**** ENTRIES
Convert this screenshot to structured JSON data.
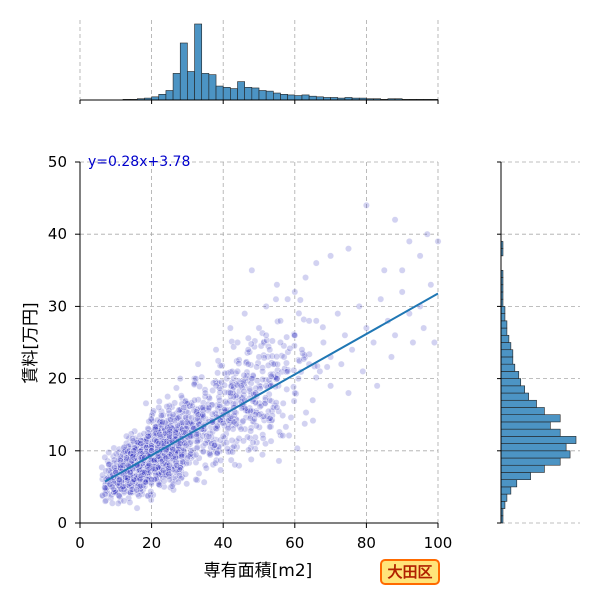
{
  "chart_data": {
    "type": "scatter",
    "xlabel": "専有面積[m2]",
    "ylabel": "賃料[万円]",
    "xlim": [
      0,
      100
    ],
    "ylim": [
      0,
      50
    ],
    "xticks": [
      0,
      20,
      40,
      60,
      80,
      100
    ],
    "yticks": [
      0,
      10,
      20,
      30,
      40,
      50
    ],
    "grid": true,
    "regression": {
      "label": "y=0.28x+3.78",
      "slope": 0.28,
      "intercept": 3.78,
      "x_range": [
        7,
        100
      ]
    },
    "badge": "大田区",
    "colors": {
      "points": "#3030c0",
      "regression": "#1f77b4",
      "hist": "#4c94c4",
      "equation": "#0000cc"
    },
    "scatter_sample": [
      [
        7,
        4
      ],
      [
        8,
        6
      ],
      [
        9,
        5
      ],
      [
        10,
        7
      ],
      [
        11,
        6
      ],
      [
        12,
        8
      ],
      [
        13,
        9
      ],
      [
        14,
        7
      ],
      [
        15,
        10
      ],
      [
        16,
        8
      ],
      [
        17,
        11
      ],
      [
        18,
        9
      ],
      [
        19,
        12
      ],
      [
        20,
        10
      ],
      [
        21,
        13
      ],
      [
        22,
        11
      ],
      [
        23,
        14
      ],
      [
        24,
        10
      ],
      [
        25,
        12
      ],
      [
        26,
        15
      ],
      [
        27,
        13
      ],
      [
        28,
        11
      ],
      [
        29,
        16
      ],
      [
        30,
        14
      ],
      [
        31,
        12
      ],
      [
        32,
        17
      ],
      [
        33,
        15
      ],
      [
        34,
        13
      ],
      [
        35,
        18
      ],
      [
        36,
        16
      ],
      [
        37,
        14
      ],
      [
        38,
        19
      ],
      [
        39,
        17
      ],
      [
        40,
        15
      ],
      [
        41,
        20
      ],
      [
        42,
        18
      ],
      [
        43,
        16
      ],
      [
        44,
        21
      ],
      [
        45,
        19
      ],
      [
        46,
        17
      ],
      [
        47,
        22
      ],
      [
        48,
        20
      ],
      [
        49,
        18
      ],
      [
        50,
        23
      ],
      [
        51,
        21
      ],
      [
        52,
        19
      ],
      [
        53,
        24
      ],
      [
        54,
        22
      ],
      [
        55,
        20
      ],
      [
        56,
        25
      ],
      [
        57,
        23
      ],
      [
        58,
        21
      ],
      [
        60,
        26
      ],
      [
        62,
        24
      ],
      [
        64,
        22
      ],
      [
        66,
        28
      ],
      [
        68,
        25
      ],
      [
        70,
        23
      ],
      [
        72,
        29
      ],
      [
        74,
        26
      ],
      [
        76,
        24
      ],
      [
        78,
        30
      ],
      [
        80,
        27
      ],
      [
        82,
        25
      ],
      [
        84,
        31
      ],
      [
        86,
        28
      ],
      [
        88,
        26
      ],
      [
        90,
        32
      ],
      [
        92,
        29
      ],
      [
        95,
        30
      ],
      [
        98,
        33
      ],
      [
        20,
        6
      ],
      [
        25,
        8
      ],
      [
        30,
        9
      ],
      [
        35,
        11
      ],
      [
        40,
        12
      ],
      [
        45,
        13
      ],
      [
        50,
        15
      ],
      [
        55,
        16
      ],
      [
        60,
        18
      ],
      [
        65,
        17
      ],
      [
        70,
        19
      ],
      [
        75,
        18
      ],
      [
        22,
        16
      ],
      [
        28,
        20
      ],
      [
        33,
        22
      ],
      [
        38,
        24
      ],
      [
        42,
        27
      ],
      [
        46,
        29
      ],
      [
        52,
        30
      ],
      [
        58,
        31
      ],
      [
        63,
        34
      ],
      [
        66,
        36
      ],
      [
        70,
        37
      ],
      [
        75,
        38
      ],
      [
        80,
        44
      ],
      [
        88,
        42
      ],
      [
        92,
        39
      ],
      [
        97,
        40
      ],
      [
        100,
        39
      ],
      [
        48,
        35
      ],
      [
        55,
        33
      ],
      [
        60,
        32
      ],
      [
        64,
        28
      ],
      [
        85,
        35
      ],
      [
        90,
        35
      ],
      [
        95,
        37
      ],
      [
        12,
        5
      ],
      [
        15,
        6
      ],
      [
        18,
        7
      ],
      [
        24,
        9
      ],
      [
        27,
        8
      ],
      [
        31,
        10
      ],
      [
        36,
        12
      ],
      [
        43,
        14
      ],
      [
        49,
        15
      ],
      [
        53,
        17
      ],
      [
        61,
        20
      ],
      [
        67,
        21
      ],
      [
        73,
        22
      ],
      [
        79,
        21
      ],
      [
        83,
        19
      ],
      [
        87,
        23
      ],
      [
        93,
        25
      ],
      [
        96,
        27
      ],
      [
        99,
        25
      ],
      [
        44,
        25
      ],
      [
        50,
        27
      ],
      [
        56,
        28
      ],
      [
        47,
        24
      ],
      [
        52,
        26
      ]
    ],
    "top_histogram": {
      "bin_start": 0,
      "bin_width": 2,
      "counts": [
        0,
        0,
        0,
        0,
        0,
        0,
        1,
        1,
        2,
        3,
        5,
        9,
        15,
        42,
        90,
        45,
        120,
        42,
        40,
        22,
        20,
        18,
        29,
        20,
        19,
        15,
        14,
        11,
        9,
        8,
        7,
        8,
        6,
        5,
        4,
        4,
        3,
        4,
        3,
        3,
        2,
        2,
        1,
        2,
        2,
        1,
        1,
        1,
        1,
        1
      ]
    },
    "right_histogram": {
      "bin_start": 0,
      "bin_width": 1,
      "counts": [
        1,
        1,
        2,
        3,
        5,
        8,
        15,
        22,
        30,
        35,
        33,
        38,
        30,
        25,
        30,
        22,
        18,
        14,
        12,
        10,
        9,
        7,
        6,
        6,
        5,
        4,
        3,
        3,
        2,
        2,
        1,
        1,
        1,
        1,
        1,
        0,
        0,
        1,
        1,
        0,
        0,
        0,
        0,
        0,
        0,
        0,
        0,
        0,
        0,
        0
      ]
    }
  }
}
********
**** ENTRIES
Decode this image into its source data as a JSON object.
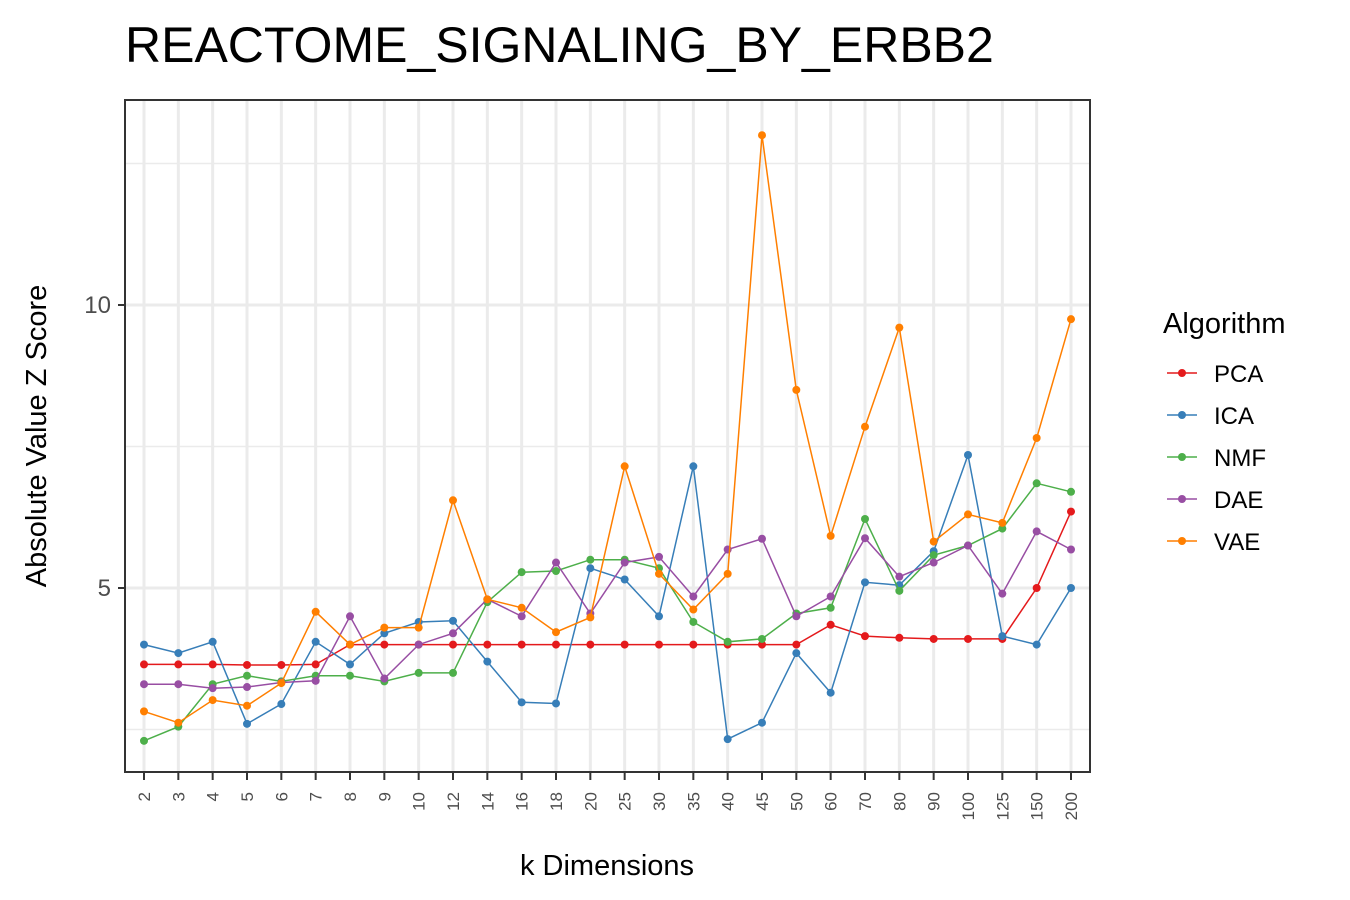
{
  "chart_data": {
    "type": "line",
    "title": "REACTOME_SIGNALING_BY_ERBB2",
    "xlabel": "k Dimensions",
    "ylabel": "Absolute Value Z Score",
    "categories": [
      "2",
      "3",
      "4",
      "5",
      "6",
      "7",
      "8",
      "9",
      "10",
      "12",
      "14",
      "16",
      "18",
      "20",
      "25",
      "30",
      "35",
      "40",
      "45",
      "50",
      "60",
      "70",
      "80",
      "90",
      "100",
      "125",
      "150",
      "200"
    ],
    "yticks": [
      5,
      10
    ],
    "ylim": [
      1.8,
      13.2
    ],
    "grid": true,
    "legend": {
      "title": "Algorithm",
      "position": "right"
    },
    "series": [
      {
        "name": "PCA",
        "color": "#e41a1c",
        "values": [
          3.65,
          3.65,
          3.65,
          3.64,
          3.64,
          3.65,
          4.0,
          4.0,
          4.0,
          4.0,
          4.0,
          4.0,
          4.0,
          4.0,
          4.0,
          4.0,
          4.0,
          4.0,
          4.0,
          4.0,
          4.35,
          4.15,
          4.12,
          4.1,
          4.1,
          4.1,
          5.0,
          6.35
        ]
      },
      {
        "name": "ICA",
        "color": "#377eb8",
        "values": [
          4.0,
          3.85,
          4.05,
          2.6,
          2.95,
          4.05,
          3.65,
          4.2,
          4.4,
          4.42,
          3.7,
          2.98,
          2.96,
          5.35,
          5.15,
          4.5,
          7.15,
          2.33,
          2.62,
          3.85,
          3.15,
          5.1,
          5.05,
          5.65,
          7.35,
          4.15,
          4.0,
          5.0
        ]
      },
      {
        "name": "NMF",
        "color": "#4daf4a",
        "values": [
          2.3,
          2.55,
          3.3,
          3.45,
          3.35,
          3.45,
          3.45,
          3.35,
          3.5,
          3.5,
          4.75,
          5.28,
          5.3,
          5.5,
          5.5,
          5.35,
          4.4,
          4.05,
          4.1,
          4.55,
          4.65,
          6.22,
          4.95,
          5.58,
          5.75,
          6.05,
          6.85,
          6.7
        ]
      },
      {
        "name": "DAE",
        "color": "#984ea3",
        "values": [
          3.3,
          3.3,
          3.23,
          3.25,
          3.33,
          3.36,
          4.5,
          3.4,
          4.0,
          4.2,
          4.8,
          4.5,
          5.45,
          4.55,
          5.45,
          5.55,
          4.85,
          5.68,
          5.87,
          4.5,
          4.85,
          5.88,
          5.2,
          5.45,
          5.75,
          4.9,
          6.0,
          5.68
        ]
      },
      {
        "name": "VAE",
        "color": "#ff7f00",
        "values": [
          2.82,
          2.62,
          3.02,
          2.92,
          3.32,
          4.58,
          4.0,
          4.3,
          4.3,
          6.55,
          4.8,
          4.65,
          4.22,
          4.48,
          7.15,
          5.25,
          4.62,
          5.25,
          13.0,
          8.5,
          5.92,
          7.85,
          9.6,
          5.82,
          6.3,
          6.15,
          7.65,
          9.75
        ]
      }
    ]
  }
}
********
GIVEN EXERCISE
Show every line in the records above that contains the word "ylabel".

SOLUTION TO THIS PROBLEM
    "ylabel": "賃料[万円]",
    "ylabel": "Absolute Value Z Score",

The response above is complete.